▽
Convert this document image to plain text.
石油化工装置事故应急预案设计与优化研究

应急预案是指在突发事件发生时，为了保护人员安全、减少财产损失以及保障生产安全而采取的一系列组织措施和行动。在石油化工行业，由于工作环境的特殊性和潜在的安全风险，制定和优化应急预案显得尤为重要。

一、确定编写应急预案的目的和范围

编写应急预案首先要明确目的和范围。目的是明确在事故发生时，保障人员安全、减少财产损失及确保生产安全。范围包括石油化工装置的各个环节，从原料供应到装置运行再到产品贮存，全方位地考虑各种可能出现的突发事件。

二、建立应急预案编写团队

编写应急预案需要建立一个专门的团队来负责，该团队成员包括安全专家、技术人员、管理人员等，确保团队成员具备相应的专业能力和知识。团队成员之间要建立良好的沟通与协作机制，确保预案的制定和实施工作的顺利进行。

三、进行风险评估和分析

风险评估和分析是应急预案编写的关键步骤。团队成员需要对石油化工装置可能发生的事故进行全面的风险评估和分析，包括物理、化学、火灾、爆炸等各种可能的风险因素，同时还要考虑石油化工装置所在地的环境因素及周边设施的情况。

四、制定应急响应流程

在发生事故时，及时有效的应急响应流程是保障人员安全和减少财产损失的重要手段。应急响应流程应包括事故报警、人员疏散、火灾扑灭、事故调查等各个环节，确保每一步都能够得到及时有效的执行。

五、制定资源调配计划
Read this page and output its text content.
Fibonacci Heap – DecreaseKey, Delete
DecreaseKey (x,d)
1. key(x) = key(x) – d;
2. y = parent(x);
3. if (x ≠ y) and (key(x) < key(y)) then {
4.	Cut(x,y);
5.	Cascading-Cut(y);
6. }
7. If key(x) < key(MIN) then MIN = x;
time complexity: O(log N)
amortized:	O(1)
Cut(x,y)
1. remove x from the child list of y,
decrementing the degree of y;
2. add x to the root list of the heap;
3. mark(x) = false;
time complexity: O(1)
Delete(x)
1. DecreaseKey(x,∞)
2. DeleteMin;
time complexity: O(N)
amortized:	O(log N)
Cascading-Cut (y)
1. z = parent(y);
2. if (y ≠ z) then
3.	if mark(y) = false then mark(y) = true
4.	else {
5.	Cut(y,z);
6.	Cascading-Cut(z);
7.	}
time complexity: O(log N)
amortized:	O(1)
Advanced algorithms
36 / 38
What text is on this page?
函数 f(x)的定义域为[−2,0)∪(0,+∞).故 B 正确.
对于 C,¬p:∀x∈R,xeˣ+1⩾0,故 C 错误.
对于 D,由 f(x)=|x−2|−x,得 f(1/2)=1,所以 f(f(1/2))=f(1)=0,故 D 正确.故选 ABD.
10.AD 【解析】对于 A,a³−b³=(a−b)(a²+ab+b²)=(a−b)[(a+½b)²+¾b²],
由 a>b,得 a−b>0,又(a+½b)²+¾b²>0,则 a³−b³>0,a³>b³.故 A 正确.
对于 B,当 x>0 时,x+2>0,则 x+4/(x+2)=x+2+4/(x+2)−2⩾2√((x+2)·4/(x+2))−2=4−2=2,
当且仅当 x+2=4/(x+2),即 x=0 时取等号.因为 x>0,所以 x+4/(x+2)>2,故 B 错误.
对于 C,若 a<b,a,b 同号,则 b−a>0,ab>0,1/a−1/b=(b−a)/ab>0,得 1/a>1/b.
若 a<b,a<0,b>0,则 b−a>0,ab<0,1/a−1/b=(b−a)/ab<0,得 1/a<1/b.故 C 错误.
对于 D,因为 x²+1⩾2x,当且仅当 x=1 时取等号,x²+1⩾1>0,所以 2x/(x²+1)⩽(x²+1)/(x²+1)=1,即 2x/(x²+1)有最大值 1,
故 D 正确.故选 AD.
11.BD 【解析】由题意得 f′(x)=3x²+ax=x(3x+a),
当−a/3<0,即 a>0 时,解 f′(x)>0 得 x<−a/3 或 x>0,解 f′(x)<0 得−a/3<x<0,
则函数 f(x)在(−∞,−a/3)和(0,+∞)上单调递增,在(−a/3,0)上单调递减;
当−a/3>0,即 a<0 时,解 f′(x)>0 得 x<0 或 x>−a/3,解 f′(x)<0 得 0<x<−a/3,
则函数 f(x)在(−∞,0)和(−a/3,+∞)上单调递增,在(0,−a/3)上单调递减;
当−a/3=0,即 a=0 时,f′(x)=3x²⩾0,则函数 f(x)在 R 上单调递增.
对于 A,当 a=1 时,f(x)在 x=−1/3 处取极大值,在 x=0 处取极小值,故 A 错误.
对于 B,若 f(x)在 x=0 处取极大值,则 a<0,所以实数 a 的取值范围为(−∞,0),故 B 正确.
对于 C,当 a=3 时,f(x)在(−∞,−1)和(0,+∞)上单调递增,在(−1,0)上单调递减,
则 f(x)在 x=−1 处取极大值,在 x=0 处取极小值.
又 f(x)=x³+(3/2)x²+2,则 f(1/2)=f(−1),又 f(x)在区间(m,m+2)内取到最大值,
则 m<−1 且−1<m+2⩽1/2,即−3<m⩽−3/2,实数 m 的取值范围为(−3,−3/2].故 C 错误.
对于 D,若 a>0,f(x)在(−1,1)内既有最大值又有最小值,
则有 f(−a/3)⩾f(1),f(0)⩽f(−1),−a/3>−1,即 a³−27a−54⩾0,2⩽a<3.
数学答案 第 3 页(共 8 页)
△
## Work to be completed
Tally the lines containing "Cascading". Provide the number without any other words.

## Output
3